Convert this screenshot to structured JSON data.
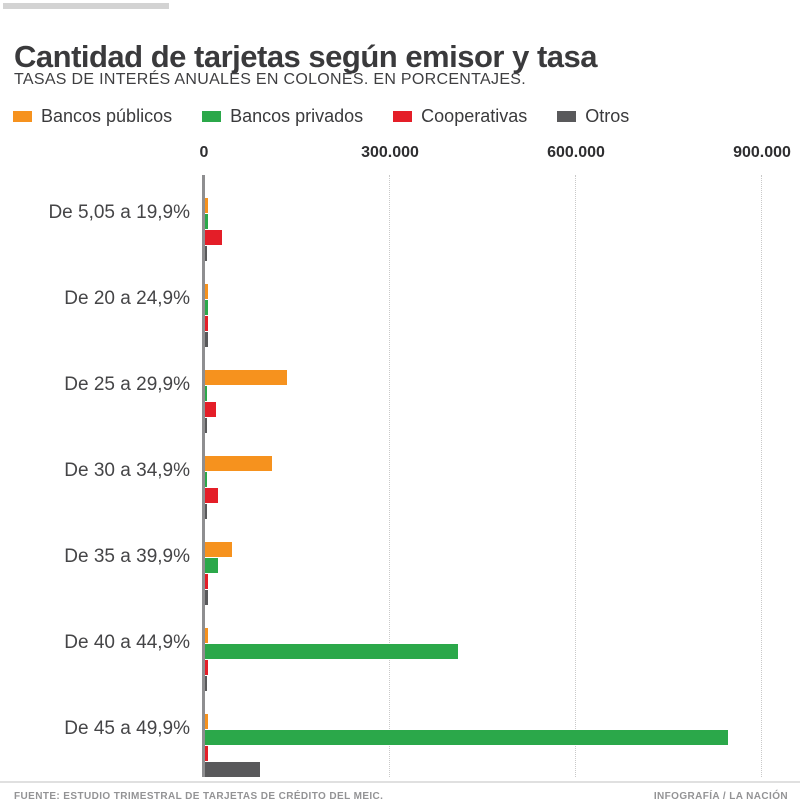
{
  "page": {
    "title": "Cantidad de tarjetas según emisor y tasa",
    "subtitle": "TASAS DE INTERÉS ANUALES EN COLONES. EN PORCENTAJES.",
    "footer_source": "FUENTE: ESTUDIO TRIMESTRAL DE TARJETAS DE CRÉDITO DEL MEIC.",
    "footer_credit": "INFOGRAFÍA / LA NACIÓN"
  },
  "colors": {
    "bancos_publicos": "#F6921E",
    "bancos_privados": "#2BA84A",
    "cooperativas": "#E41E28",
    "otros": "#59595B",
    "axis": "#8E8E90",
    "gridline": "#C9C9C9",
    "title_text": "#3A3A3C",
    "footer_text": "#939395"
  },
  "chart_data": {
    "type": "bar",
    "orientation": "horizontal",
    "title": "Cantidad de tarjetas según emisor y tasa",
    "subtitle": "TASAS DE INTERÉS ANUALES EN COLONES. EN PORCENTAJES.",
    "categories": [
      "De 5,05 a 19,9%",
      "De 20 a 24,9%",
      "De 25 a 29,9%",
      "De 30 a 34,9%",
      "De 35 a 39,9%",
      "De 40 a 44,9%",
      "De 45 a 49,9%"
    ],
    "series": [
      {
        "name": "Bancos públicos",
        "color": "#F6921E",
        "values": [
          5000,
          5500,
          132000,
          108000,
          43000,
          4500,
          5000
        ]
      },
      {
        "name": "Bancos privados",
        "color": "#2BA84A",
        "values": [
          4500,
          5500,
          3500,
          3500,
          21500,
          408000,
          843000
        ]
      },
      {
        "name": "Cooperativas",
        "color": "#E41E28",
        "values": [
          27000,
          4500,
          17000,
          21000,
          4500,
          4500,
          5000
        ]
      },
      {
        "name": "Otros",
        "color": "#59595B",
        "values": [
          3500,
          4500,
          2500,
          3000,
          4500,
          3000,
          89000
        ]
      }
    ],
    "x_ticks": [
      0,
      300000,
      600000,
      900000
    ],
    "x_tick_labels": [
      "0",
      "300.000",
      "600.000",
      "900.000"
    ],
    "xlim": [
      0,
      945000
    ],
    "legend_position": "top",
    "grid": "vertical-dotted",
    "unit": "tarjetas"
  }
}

The exercise
Show all lines from the listing above in which "name" appears.

Output of the task
        "name": "Bancos públicos",
        "name": "Bancos privados",
        "name": "Cooperativas",
        "name": "Otros",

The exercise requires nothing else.